→ THE REQUEST: Render the items below, from the first line through the line containing "heatmap-cell bbox=[1458, 479, 1470, 489]", as a Markdown table with the columns Row and Item line, skipping blank lines.

[Region boundary data]
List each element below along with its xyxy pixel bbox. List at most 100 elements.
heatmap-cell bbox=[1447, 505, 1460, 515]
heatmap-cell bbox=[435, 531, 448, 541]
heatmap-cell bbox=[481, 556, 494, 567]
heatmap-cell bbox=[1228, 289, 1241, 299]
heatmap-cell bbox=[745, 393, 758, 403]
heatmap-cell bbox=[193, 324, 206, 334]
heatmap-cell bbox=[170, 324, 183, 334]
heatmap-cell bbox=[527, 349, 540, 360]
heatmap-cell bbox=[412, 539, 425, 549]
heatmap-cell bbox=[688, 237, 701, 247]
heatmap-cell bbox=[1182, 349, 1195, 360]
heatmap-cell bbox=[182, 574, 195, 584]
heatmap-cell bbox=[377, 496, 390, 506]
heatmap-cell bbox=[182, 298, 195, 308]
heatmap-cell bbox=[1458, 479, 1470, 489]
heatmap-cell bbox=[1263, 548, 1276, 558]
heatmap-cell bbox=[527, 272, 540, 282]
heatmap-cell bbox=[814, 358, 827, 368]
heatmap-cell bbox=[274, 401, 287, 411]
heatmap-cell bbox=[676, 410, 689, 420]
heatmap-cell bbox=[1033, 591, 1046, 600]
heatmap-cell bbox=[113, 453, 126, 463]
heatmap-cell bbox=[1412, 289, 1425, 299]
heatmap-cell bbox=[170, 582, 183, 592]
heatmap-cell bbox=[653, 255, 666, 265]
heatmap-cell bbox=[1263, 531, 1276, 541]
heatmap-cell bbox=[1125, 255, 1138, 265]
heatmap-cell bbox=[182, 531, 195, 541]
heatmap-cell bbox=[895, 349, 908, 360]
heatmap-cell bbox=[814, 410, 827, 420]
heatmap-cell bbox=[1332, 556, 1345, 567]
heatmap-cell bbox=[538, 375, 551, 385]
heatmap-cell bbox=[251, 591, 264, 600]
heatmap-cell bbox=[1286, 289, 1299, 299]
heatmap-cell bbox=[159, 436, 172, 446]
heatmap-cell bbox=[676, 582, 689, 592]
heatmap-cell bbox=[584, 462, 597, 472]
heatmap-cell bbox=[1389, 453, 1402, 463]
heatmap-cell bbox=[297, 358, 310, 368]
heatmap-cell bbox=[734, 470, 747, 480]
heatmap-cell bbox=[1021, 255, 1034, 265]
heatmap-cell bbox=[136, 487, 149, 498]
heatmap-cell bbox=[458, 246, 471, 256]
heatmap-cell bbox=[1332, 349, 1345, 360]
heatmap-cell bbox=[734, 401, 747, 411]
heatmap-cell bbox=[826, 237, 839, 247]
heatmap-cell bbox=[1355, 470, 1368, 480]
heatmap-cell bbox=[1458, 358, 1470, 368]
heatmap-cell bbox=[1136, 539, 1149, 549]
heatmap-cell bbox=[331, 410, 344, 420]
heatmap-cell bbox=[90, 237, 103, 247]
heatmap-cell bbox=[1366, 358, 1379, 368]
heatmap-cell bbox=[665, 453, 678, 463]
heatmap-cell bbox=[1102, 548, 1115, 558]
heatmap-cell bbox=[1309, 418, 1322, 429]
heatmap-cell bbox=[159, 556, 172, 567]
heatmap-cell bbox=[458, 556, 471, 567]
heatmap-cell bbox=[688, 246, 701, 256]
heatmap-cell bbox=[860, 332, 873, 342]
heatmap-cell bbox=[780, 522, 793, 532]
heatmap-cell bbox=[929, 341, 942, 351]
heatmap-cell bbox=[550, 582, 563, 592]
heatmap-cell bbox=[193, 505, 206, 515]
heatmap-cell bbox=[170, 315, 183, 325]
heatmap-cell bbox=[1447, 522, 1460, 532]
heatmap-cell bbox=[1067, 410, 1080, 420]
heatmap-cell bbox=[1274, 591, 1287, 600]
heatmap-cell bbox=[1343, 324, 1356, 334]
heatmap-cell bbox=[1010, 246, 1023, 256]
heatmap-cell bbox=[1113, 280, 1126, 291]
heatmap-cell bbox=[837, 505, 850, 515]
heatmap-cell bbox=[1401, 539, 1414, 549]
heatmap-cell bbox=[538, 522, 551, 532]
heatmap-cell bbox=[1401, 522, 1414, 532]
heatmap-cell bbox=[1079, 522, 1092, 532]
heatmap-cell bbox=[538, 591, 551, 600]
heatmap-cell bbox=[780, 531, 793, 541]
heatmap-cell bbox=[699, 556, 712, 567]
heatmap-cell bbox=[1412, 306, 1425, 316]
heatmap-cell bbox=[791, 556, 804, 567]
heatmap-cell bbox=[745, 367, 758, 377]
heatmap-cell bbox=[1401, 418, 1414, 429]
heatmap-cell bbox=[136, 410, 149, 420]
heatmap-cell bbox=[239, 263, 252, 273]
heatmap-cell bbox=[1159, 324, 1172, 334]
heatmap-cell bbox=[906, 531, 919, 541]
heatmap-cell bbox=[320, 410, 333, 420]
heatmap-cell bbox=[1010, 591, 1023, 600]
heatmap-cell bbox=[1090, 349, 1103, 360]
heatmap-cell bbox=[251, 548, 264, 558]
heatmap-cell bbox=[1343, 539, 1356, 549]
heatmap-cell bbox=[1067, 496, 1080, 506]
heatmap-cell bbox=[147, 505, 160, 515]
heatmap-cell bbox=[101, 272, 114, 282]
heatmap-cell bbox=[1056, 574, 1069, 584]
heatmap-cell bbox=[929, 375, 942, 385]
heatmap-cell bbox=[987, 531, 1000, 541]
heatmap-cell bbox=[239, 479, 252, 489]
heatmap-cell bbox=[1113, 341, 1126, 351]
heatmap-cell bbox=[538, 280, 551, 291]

→ RESPONSE BELOW:
| Row | Item line |
|---|---|
| 1 | List each element below along with its xyxy pixel bbox. List at most 100 elements. |
| 2 | heatmap-cell bbox=[1447, 505, 1460, 515] |
| 3 | heatmap-cell bbox=[435, 531, 448, 541] |
| 4 | heatmap-cell bbox=[481, 556, 494, 567] |
| 5 | heatmap-cell bbox=[1228, 289, 1241, 299] |
| 6 | heatmap-cell bbox=[745, 393, 758, 403] |
| 7 | heatmap-cell bbox=[193, 324, 206, 334] |
| 8 | heatmap-cell bbox=[170, 324, 183, 334] |
| 9 | heatmap-cell bbox=[527, 349, 540, 360] |
| 10 | heatmap-cell bbox=[412, 539, 425, 549] |
| 11 | heatmap-cell bbox=[688, 237, 701, 247] |
| 12 | heatmap-cell bbox=[1182, 349, 1195, 360] |
| 13 | heatmap-cell bbox=[182, 574, 195, 584] |
| 14 | heatmap-cell bbox=[377, 496, 390, 506] |
| 15 | heatmap-cell bbox=[182, 298, 195, 308] |
| 16 | heatmap-cell bbox=[1458, 479, 1470, 489] |